## WHAT THE EXERCISE ASKS
Search the records that follow and extract every line containing the string "刘圩村村委会".

## ROWS
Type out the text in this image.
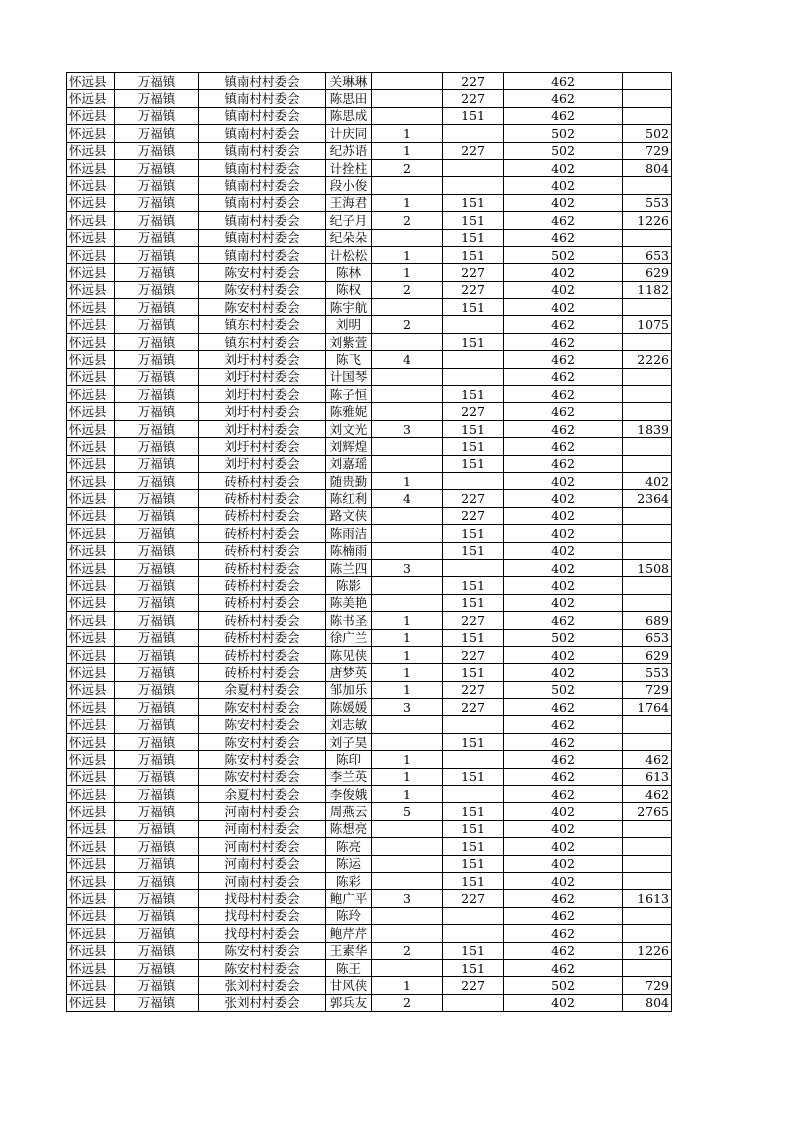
怀远县	万福镇	镇南村村委会	关琳琳		227	462	
怀远县	万福镇	镇南村村委会	陈思田		227	462	
怀远县	万福镇	镇南村村委会	陈思成		151	462	
怀远县	万福镇	镇南村村委会	计庆同	1		502	502
怀远县	万福镇	镇南村村委会	纪苏语	1	227	502	729
怀远县	万福镇	镇南村村委会	计拴柱	2		402	804
怀远县	万福镇	镇南村村委会	段小俊			402	
怀远县	万福镇	镇南村村委会	王海君	1	151	402	553
怀远县	万福镇	镇南村村委会	纪子月	2	151	462	1226
怀远县	万福镇	镇南村村委会	纪朵朵		151	462	
怀远县	万福镇	镇南村村委会	计松松	1	151	502	653
怀远县	万福镇	陈安村村委会	陈林	1	227	402	629
怀远县	万福镇	陈安村村委会	陈权	2	227	402	1182
怀远县	万福镇	陈安村村委会	陈宇航		151	402	
怀远县	万福镇	镇东村村委会	刘明	2		462	1075
怀远县	万福镇	镇东村村委会	刘紫萱		151	462	
怀远县	万福镇	刘圩村村委会	陈飞	4		462	2226
怀远县	万福镇	刘圩村村委会	计国琴			462	
怀远县	万福镇	刘圩村村委会	陈子恒		151	462	
怀远县	万福镇	刘圩村村委会	陈雅妮		227	462	
怀远县	万福镇	刘圩村村委会	刘文光	3	151	462	1839
怀远县	万福镇	刘圩村村委会	刘辉煌		151	462	
怀远县	万福镇	刘圩村村委会	刘嘉瑶		151	462	
怀远县	万福镇	砖桥村村委会	随贵勤	1		402	402
怀远县	万福镇	砖桥村村委会	陈红利	4	227	402	2364
怀远县	万福镇	砖桥村村委会	路文侠		227	402	
怀远县	万福镇	砖桥村村委会	陈雨洁		151	402	
怀远县	万福镇	砖桥村村委会	陈楠雨		151	402	
怀远县	万福镇	砖桥村村委会	陈兰四	3		402	1508
怀远县	万福镇	砖桥村村委会	陈影		151	402	
怀远县	万福镇	砖桥村村委会	陈美艳		151	402	
怀远县	万福镇	砖桥村村委会	陈书圣	1	227	462	689
怀远县	万福镇	砖桥村村委会	徐广兰	1	151	502	653
怀远县	万福镇	砖桥村村委会	陈见侠	1	227	402	629
怀远县	万福镇	砖桥村村委会	唐梦英	1	151	402	553
怀远县	万福镇	余夏村村委会	邹加乐	1	227	502	729
怀远县	万福镇	陈安村村委会	陈媛媛	3	227	462	1764
怀远县	万福镇	陈安村村委会	刘志敏			462	
怀远县	万福镇	陈安村村委会	刘子昊		151	462	
怀远县	万福镇	陈安村村委会	陈印	1		462	462
怀远县	万福镇	陈安村村委会	李兰英	1	151	462	613
怀远县	万福镇	余夏村村委会	李俊娥	1		462	462
怀远县	万福镇	河南村村委会	周燕云	5	151	402	2765
怀远县	万福镇	河南村村委会	陈想亮		151	402	
怀远县	万福镇	河南村村委会	陈亮		151	402	
怀远县	万福镇	河南村村委会	陈运		151	402	
怀远县	万福镇	河南村村委会	陈彩		151	402	
怀远县	万福镇	找母村村委会	鲍广平	3	227	462	1613
怀远县	万福镇	找母村村委会	陈玲			462	
怀远县	万福镇	找母村村委会	鲍芹芹			462	
怀远县	万福镇	陈安村村委会	王素华	2	151	462	1226
怀远县	万福镇	陈安村村委会	陈王		151	462	
怀远县	万福镇	张刘村村委会	甘风侠	1	227	502	729
怀远县	万福镇	张刘村村委会	郭兵友	2		402	804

## WRITTEN RESPONSE
怀远县	万福镇	刘圩村村委会	陈飞	4		462	2226
怀远县	万福镇	刘圩村村委会	计国琴			462	
怀远县	万福镇	刘圩村村委会	陈子恒		151	462	
怀远县	万福镇	刘圩村村委会	陈雅妮		227	462	
怀远县	万福镇	刘圩村村委会	刘文光	3	151	462	1839
怀远县	万福镇	刘圩村村委会	刘辉煌		151	462	
怀远县	万福镇	刘圩村村委会	刘嘉瑶		151	462	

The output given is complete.